§ Action item
In the payment regulation section, what potential impacts does CMS consider under a special payment limit?

§ Document section
State, urban area, and rural area.

    (viii) Consider a consistent approach in selecting retail outlets 

within selected cities.

    (ix) Consider whether the distribution of sampled prices from 

localities surveyed is fully representative of the distribution of the 

U.S. population.

    (x) Consider the products generally used by beneficiaries and 

collect prices of these products.

    (xi) When using wholesale costs, consider the cost of the services 

necessary to furnish a product to beneficiaries.

    (5) If CMS or a carrier makes a payment adjustment of more than 15 

percent spread over multiple years, CMS or the carrier will review 

market prices in the years subsequent to the year that the initial 

reduction is effective in order to ensure that further reductions 

continue to be appropriate.

    (h) Special payment limit adjustments greater than 15 percent of the 

payment amount. In addition to applying the general rules under 

paragraphs (g)(1) through (g)(4) of this section, CMS applies the 

following rules in establishing a payment adjustment greater than 15 

percent of the payment amount for a category of items or services within 

a year:

    (1) Potential impact of special limit. CMS considers the potential 

impact on quality, access, beneficiary liability, assignment rates, and 

participation of suppliers.

(Stored data entries)
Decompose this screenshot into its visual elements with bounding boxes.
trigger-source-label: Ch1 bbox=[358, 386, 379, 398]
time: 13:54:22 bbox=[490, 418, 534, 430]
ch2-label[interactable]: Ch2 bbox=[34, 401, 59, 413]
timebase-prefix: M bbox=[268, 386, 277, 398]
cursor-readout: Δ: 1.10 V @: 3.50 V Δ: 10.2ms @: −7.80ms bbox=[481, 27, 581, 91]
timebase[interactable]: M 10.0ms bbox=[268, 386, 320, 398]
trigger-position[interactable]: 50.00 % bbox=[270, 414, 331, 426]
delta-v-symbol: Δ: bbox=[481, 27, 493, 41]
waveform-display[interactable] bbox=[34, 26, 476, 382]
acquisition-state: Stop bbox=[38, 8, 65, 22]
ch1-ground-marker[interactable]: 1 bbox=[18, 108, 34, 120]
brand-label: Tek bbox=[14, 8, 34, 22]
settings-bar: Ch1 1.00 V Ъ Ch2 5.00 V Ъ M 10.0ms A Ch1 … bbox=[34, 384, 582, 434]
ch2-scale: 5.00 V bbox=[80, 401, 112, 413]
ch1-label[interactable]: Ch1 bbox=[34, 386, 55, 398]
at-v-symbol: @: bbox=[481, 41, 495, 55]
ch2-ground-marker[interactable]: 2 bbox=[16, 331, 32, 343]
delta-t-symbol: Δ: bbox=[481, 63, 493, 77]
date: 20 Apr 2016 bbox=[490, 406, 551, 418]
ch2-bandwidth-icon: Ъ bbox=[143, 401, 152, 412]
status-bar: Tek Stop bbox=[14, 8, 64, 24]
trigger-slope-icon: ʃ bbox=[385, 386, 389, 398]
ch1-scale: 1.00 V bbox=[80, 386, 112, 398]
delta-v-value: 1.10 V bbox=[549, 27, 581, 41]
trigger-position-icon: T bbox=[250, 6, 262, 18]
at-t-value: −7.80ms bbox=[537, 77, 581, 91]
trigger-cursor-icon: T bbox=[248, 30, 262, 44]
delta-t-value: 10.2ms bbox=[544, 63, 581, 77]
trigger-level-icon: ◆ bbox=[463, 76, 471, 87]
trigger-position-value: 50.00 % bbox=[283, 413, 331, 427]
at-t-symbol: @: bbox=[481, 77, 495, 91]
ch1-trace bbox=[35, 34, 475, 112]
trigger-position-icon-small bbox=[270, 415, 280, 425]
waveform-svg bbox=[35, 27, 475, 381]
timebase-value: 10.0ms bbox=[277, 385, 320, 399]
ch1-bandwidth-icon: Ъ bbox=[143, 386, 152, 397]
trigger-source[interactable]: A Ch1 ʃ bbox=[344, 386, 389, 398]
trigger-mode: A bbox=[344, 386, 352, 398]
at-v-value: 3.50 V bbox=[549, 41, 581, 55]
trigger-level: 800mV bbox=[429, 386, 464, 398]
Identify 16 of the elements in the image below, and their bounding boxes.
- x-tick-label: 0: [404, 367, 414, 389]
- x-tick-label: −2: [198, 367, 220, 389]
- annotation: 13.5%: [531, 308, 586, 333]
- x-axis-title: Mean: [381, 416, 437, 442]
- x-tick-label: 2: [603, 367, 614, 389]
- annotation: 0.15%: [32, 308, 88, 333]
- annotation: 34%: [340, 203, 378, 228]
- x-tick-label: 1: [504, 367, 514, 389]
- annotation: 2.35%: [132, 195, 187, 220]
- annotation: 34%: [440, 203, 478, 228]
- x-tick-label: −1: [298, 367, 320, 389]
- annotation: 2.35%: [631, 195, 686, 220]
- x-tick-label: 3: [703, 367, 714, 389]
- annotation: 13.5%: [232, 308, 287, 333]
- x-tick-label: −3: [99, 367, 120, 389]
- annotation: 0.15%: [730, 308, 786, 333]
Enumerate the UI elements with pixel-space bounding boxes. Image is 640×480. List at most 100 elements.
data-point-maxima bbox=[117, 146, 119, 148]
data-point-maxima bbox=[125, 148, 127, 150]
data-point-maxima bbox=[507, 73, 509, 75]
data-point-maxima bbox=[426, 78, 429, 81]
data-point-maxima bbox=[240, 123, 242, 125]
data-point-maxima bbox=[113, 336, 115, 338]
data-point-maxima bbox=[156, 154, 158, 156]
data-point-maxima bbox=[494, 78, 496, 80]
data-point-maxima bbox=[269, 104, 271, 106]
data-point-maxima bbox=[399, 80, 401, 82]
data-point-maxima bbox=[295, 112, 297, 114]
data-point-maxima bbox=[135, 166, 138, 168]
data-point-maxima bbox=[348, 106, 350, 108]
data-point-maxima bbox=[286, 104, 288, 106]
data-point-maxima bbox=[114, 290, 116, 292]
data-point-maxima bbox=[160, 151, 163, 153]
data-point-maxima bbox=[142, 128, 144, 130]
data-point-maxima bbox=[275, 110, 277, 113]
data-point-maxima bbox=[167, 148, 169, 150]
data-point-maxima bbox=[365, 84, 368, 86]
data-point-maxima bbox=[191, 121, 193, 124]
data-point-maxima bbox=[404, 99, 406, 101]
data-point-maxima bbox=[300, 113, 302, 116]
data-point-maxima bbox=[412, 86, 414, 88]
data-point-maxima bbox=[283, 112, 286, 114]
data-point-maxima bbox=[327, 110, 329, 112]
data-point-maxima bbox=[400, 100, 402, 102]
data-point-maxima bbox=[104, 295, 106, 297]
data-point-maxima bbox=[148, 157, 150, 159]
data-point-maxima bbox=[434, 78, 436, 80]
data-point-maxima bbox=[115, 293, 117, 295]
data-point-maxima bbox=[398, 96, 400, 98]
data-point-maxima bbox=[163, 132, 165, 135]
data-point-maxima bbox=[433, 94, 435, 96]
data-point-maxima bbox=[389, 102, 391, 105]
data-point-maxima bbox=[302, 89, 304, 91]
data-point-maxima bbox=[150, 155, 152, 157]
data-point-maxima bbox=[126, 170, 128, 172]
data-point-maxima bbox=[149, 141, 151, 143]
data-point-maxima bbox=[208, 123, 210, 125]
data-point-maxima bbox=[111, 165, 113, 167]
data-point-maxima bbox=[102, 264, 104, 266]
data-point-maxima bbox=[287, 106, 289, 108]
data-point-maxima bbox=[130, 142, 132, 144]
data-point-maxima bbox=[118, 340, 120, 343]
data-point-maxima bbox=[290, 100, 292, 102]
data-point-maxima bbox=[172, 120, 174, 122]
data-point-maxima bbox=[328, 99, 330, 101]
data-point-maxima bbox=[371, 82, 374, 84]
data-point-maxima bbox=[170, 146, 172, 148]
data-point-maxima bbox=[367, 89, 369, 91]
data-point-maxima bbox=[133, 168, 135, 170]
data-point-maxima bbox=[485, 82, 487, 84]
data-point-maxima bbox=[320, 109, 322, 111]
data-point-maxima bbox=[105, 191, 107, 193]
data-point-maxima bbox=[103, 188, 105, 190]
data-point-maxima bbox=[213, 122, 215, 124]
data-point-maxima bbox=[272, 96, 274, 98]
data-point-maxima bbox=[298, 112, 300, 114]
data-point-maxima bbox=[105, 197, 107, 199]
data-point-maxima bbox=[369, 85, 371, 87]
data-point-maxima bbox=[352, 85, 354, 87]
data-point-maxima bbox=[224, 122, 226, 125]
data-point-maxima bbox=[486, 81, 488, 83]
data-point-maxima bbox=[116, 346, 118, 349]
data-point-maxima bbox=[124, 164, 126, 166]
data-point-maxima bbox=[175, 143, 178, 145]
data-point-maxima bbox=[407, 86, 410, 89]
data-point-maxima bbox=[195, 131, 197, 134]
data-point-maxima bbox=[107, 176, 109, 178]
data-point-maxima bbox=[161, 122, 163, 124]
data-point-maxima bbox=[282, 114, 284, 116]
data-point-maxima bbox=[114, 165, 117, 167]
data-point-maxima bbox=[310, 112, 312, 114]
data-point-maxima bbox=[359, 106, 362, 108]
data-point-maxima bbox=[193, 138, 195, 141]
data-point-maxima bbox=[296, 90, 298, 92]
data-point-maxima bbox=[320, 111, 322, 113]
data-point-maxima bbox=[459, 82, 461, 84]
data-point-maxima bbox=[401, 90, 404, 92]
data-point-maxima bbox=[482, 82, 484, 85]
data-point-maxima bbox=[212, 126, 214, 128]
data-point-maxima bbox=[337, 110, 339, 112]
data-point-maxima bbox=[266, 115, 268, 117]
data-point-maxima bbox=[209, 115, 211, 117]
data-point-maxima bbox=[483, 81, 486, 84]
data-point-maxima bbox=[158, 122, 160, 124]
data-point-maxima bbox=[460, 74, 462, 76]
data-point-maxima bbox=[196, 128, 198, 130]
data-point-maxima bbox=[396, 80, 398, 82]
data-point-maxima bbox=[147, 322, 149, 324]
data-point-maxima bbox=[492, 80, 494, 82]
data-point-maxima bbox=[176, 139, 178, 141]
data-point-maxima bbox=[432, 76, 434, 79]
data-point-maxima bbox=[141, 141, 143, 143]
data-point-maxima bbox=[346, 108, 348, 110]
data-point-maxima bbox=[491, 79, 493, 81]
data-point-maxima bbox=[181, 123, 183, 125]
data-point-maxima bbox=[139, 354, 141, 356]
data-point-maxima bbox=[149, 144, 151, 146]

§ Task solution
Impacts on quality, access, beneficiary liability, assignment rates, and participation of suppliers.